**Stated goal**
Produce a verbatim copy of the entries listed below.

Records that describe figures
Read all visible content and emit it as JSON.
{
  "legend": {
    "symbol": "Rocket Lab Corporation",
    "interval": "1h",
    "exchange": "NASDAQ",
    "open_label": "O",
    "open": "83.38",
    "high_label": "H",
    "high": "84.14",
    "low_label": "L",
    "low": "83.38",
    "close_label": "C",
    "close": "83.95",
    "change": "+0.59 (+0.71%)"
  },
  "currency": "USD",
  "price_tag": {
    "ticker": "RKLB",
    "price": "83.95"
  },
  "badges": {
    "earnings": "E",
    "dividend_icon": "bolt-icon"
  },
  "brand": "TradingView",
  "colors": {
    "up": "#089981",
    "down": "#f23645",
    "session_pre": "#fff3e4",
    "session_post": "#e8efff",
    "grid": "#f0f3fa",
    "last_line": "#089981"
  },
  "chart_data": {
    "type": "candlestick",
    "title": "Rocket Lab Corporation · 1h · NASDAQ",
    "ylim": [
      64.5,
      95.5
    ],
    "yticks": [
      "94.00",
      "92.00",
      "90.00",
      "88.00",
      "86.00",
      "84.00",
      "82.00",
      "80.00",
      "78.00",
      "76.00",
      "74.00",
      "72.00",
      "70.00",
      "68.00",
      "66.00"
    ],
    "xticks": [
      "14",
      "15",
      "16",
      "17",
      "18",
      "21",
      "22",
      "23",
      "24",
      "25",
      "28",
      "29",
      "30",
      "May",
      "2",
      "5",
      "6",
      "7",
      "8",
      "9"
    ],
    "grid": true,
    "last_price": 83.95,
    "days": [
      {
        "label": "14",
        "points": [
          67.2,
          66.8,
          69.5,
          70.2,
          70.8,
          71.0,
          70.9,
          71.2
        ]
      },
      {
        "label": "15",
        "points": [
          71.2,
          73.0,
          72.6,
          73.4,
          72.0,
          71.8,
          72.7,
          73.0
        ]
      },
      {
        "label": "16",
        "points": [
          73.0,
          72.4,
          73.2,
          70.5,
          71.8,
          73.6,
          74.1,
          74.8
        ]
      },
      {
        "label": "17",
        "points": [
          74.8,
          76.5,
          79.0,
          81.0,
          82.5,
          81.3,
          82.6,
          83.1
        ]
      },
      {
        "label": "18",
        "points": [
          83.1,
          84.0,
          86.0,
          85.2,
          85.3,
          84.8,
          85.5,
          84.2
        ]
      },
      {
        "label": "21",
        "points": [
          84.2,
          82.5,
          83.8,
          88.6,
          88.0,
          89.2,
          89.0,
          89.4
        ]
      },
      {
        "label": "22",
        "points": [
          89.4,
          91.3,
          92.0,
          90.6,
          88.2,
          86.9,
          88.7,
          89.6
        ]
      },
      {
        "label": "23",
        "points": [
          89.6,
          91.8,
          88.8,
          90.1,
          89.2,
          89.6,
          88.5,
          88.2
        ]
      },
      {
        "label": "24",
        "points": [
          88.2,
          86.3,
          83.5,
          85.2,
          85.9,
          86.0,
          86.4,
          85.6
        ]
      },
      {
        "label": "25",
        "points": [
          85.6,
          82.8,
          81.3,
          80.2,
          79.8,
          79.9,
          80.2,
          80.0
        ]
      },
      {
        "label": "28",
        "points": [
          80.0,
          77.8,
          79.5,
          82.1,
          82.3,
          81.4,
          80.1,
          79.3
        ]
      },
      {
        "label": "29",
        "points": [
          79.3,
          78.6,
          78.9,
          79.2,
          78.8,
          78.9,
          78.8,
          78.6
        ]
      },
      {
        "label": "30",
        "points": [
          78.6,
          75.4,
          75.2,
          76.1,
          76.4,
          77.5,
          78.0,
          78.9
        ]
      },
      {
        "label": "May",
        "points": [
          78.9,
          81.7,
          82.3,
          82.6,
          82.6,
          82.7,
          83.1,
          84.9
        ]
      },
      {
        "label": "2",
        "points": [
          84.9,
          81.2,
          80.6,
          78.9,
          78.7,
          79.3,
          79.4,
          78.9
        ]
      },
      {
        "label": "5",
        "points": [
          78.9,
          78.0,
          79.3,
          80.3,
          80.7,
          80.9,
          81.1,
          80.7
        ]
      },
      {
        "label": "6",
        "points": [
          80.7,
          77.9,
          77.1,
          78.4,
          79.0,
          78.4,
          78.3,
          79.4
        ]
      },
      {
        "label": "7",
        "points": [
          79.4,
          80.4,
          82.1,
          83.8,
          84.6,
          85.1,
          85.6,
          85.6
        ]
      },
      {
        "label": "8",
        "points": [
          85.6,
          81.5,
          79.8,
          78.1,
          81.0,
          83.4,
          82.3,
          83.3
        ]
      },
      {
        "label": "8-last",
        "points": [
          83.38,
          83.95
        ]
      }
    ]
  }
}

**Task answer**
Read all visible content and emit it as JSON.
{
  "legend": {
    "symbol": "Rocket Lab Corporation",
    "interval": "1h",
    "exchange": "NASDAQ",
    "open_label": "O",
    "open": "83.38",
    "high_label": "H",
    "high": "84.14",
    "low_label": "L",
    "low": "83.38",
    "close_label": "C",
    "close": "83.95",
    "change": "+0.59 (+0.71%)"
  },
  "currency": "USD",
  "price_tag": {
    "ticker": "RKLB",
    "price": "83.95"
  },
  "badges": {
    "earnings": "E",
    "dividend_icon": "bolt-icon"
  },
  "brand": "TradingView",
  "colors": {
    "up": "#089981",
    "down": "#f23645",
    "session_pre": "#fff3e4",
    "session_post": "#e8efff",
    "grid": "#f0f3fa",
    "last_line": "#089981"
  },
  "chart_data": {
    "type": "candlestick",
    "title": "Rocket Lab Corporation · 1h · NASDAQ",
    "ylim": [
      64.5,
      95.5
    ],
    "yticks": [
      "94.00",
      "92.00",
      "90.00",
      "88.00",
      "86.00",
      "84.00",
      "82.00",
      "80.00",
      "78.00",
      "76.00",
      "74.00",
      "72.00",
      "70.00",
      "68.00",
      "66.00"
    ],
    "xticks": [
      "14",
      "15",
      "16",
      "17",
      "18",
      "21",
      "22",
      "23",
      "24",
      "25",
      "28",
      "29",
      "30",
      "May",
      "2",
      "5",
      "6",
      "7",
      "8",
      "9"
    ],
    "grid": true,
    "last_price": 83.95,
    "days": [
      {
        "label": "14",
        "points": [
          67.2,
          66.8,
          69.5,
          70.2,
          70.8,
          71.0,
          70.9,
          71.2
        ]
      },
      {
        "label": "15",
        "points": [
          71.2,
          73.0,
          72.6,
          73.4,
          72.0,
          71.8,
          72.7,
          73.0
        ]
      },
      {
        "label": "16",
        "points": [
          73.0,
          72.4,
          73.2,
          70.5,
          71.8,
          73.6,
          74.1,
          74.8
        ]
      },
      {
        "label": "17",
        "points": [
          74.8,
          76.5,
          79.0,
          81.0,
          82.5,
          81.3,
          82.6,
          83.1
        ]
      },
      {
        "label": "18",
        "points": [
          83.1,
          84.0,
          86.0,
          85.2,
          85.3,
          84.8,
          85.5,
          84.2
        ]
      },
      {
        "label": "21",
        "points": [
          84.2,
          82.5,
          83.8,
          88.6,
          88.0,
          89.2,
          89.0,
          89.4
        ]
      },
      {
        "label": "22",
        "points": [
          89.4,
          91.3,
          92.0,
          90.6,
          88.2,
          86.9,
          88.7,
          89.6
        ]
      },
      {
        "label": "23",
        "points": [
          89.6,
          91.8,
          88.8,
          90.1,
          89.2,
          89.6,
          88.5,
          88.2
        ]
      },
      {
        "label": "24",
        "points": [
          88.2,
          86.3,
          83.5,
          85.2,
          85.9,
          86.0,
          86.4,
          85.6
        ]
      },
      {
        "label": "25",
        "points": [
          85.6,
          82.8,
          81.3,
          80.2,
          79.8,
          79.9,
          80.2,
          80.0
        ]
      },
      {
        "label": "28",
        "points": [
          80.0,
          77.8,
          79.5,
          82.1,
          82.3,
          81.4,
          80.1,
          79.3
        ]
      },
      {
        "label": "29",
        "points": [
          79.3,
          78.6,
          78.9,
          79.2,
          78.8,
          78.9,
          78.8,
          78.6
        ]
      },
      {
        "label": "30",
        "points": [
          78.6,
          75.4,
          75.2,
          76.1,
          76.4,
          77.5,
          78.0,
          78.9
        ]
      },
      {
        "label": "May",
        "points": [
          78.9,
          81.7,
          82.3,
          82.6,
          82.6,
          82.7,
          83.1,
          84.9
        ]
      },
      {
        "label": "2",
        "points": [
          84.9,
          81.2,
          80.6,
          78.9,
          78.7,
          79.3,
          79.4,
          78.9
        ]
      },
      {
        "label": "5",
        "points": [
          78.9,
          78.0,
          79.3,
          80.3,
          80.7,
          80.9,
          81.1,
          80.7
        ]
      },
      {
        "label": "6",
        "points": [
          80.7,
          77.9,
          77.1,
          78.4,
          79.0,
          78.4,
          78.3,
          79.4
        ]
      },
      {
        "label": "7",
        "points": [
          79.4,
          80.4,
          82.1,
          83.8,
          84.6,
          85.1,
          85.6,
          85.6
        ]
      },
      {
        "label": "8",
        "points": [
          85.6,
          81.5,
          79.8,
          78.1,
          81.0,
          83.4,
          82.3,
          83.3
        ]
      },
      {
        "label": "8-last",
        "points": [
          83.38,
          83.95
        ]
      }
    ]
  }
}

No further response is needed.